_Task to carry out_: Copy out all lines of the records in which the word "sale" appears.

***

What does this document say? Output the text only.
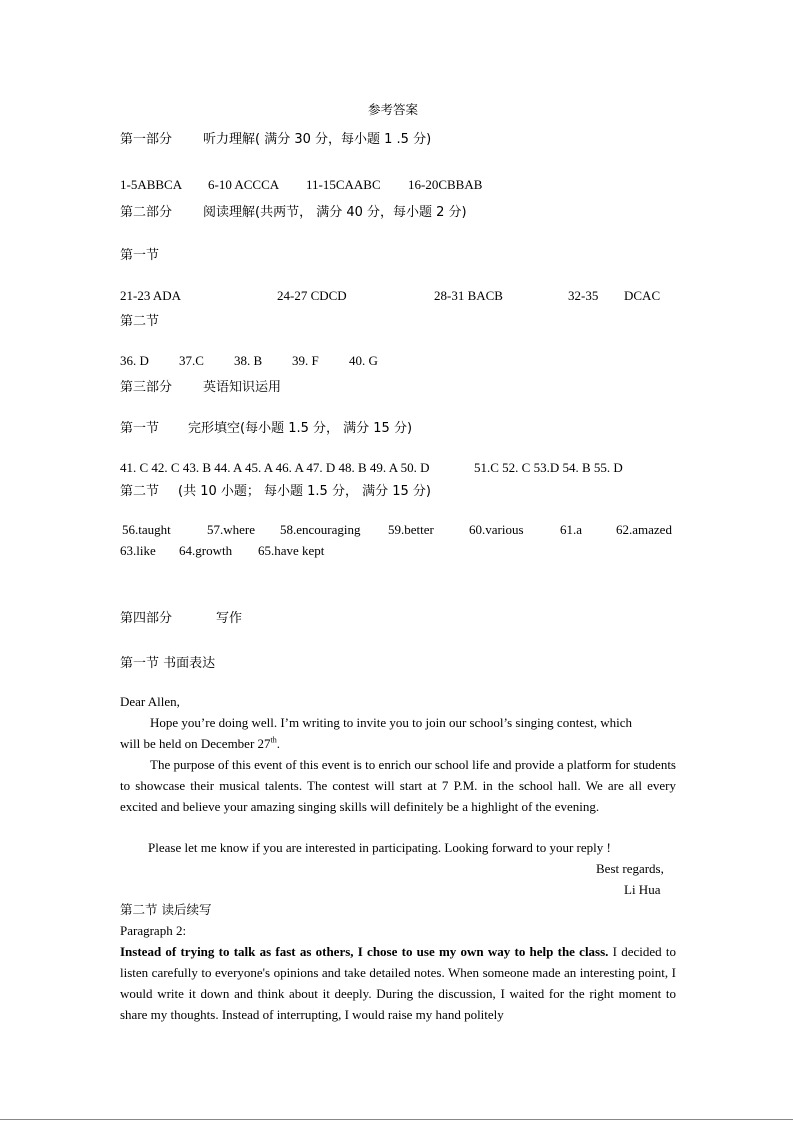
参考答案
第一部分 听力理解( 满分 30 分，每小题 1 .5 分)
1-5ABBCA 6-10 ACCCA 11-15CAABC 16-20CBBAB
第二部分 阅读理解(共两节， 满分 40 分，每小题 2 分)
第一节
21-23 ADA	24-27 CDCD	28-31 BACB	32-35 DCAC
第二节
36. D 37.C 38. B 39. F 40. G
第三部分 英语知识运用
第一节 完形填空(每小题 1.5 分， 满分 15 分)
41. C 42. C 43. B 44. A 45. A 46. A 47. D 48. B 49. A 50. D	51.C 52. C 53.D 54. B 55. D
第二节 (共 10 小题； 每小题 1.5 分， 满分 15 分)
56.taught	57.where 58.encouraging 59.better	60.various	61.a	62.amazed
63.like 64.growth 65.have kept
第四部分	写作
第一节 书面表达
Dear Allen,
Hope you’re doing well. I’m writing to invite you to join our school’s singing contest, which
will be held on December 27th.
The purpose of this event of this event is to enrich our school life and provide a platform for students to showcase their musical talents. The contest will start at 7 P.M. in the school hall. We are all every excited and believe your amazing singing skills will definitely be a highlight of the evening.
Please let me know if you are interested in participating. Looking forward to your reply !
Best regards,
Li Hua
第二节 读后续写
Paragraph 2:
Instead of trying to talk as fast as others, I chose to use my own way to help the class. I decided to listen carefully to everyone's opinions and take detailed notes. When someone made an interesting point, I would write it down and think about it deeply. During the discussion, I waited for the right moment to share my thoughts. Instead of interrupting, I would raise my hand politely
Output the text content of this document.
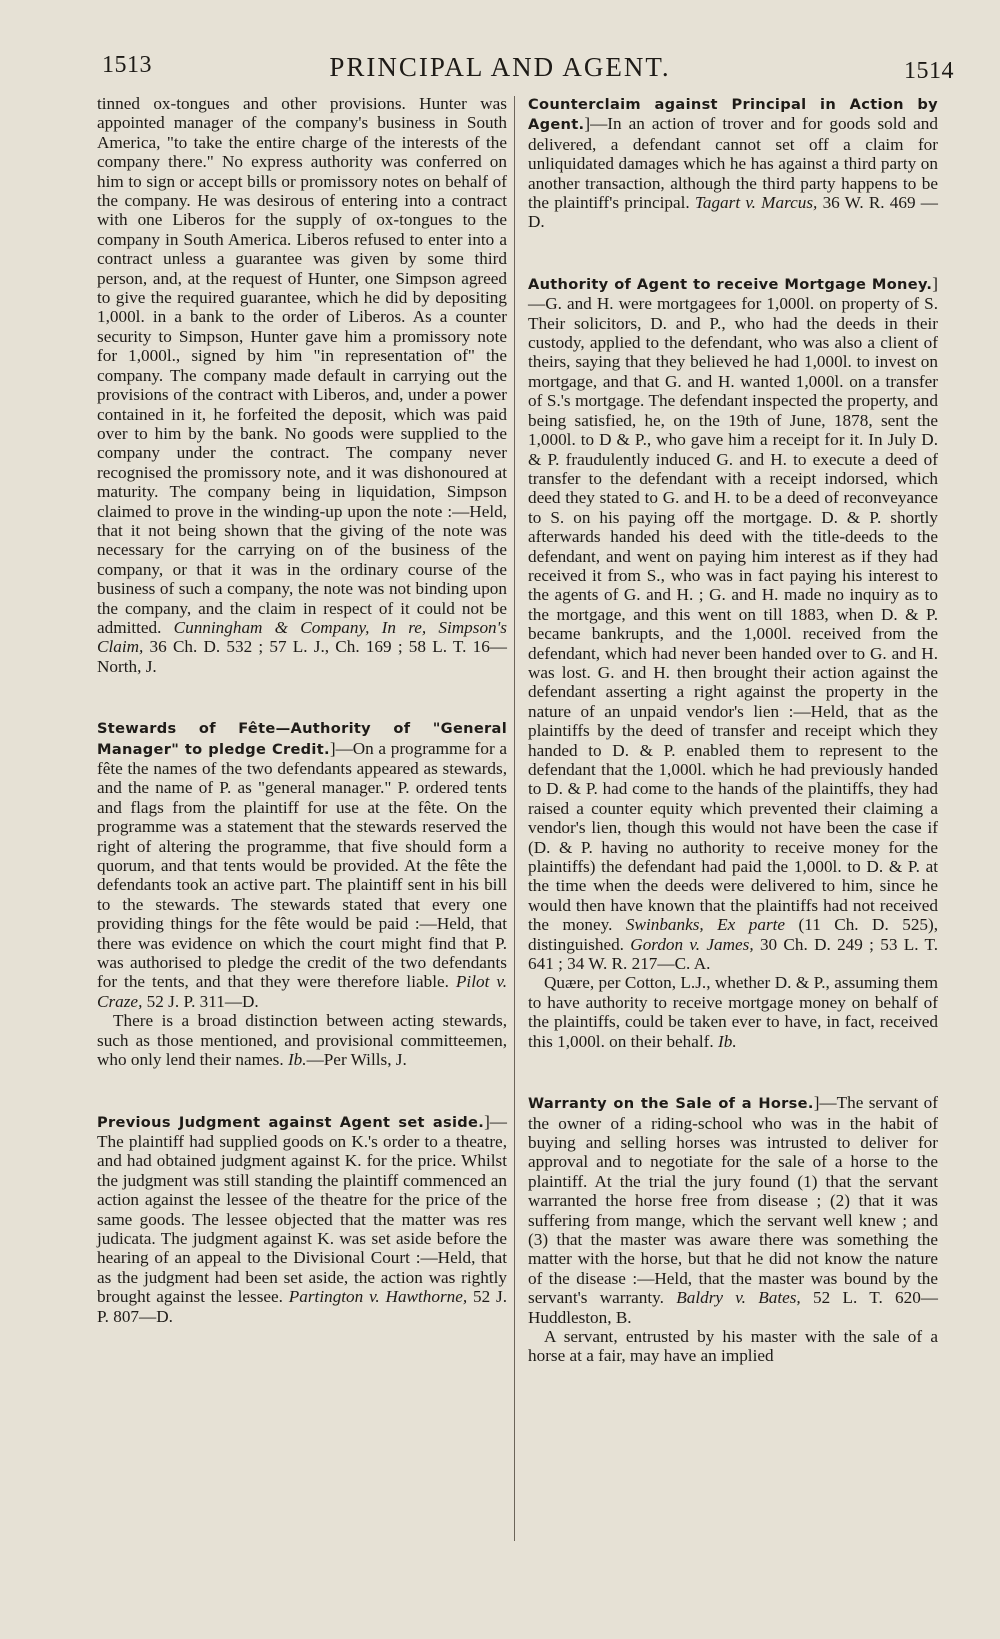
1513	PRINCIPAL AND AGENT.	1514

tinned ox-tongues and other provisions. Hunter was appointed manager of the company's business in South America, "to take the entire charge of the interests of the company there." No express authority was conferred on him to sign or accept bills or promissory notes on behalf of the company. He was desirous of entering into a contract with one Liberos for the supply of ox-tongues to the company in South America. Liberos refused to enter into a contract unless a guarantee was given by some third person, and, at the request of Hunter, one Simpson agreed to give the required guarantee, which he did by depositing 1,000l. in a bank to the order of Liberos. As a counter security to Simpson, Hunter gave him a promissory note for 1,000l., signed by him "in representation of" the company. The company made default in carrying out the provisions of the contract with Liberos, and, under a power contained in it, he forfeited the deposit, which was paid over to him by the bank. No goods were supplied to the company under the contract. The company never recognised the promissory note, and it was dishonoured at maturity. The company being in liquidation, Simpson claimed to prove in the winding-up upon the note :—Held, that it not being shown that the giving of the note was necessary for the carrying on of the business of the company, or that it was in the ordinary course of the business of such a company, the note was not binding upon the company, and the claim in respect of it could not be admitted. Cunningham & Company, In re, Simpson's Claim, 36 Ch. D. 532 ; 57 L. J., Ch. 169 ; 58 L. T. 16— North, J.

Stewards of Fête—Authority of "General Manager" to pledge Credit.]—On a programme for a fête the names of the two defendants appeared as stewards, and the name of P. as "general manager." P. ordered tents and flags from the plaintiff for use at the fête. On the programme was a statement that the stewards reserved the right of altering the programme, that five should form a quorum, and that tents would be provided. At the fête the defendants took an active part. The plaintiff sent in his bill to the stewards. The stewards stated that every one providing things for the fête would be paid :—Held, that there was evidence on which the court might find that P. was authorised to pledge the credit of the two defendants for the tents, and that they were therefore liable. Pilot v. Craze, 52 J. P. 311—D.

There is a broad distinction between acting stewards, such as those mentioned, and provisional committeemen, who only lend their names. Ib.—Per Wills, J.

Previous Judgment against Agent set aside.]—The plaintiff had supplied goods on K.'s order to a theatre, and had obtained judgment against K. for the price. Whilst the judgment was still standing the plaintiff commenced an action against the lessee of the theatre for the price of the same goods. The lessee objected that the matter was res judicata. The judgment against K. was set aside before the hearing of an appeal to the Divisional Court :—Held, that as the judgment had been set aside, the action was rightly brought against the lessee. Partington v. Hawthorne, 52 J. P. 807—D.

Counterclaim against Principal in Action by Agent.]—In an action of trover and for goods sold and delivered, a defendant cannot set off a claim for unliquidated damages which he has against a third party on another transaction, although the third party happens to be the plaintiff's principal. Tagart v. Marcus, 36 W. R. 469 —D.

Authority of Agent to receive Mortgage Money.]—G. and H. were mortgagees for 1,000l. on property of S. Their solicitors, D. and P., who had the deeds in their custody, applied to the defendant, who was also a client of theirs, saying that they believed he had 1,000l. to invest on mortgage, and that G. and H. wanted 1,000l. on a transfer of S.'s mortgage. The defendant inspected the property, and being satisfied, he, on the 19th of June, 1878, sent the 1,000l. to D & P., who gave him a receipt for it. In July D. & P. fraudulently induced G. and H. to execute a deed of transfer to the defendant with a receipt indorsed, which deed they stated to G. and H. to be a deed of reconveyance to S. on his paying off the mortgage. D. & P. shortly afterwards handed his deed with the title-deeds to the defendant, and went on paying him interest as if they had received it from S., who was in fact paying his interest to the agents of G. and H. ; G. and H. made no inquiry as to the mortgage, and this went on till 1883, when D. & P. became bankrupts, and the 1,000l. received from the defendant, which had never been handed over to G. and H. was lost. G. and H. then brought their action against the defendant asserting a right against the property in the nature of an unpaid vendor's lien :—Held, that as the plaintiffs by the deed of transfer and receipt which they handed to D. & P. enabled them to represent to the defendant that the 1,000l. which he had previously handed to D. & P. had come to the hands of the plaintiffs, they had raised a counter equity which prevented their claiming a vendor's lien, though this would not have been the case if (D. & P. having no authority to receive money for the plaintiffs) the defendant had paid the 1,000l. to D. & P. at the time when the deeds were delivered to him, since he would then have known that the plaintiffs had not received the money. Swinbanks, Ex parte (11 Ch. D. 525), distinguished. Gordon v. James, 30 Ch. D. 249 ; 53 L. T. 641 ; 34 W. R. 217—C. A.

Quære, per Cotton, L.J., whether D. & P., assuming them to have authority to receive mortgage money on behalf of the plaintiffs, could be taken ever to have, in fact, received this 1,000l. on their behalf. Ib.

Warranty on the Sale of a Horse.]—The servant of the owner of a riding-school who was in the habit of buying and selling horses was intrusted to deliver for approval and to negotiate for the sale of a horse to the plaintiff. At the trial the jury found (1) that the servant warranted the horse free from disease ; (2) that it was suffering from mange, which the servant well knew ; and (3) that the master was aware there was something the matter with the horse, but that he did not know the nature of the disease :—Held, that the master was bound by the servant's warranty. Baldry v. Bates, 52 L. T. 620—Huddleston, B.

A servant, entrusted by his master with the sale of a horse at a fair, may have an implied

***

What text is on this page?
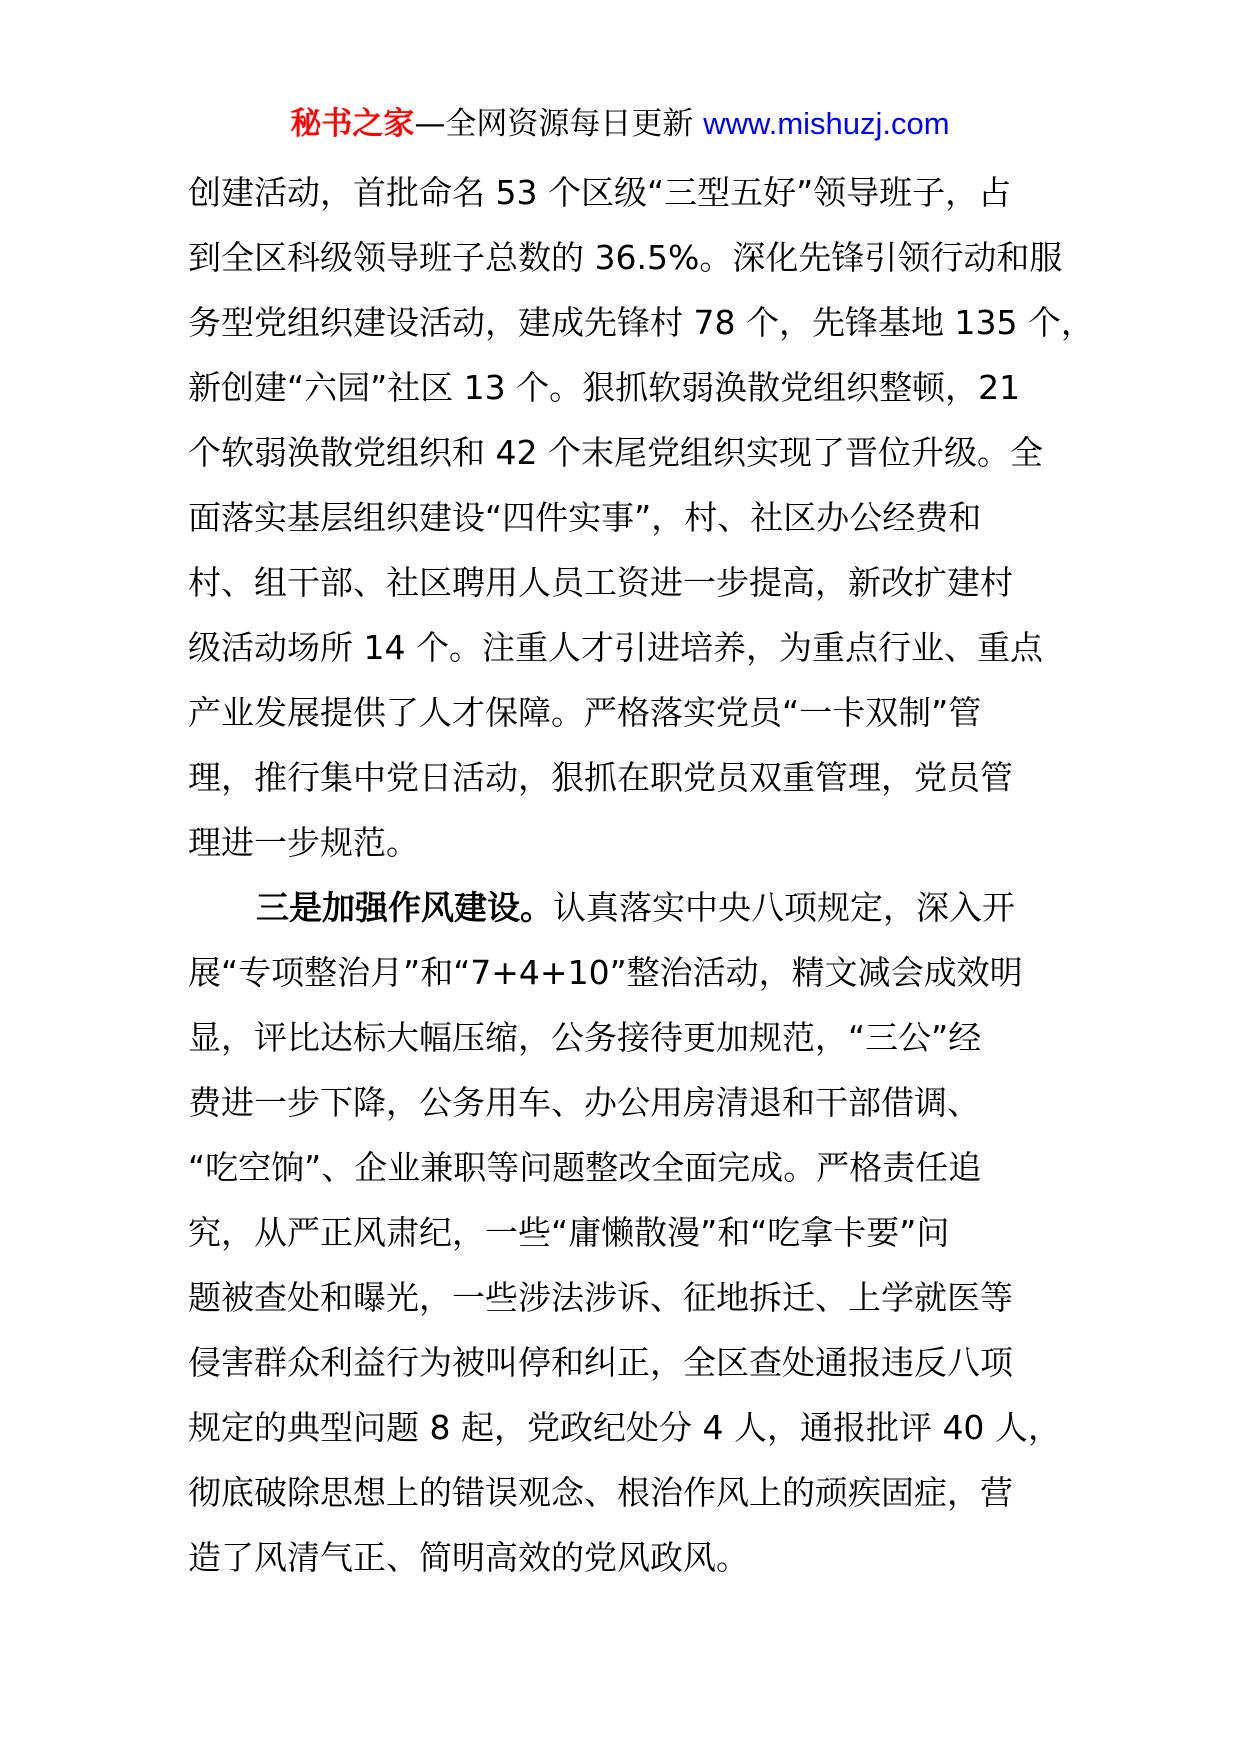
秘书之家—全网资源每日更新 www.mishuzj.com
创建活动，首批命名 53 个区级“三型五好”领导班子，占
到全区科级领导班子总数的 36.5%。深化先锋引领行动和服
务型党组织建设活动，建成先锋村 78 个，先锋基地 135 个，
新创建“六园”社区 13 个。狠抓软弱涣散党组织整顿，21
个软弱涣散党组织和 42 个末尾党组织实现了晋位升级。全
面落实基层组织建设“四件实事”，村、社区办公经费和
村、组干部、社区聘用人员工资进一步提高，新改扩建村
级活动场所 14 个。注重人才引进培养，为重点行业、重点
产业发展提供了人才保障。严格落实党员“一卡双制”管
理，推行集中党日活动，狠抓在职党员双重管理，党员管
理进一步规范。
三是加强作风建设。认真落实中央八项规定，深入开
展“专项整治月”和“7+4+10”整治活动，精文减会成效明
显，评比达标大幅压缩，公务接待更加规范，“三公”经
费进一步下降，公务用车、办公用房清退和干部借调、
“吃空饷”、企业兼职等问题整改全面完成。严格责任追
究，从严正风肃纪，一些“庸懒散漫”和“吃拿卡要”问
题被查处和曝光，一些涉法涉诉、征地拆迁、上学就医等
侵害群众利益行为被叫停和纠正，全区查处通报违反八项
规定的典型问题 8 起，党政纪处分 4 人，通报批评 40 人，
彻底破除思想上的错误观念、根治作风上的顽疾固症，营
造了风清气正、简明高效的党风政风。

***

_Correct result_:
Warranty on the Sale of a Horse.]—The servant of the owner of a riding-school who was in the habit of buying and selling horses was intrusted to deliver for approval and to negotiate for the sale of a horse to the plaintiff. At the trial the jury found (1) that the servant warranted the horse free from disease ; (2) that it was suffering from mange, which the servant well knew ; and (3) that the master was aware there was something the matter with the horse, but that he did not know the nature of the disease :—Held, that the master was bound by the servant's warranty. Baldry v. Bates, 52 L. T. 620—Huddleston, B.
A servant, entrusted by his master with the sale of a horse at a fair, may have an implied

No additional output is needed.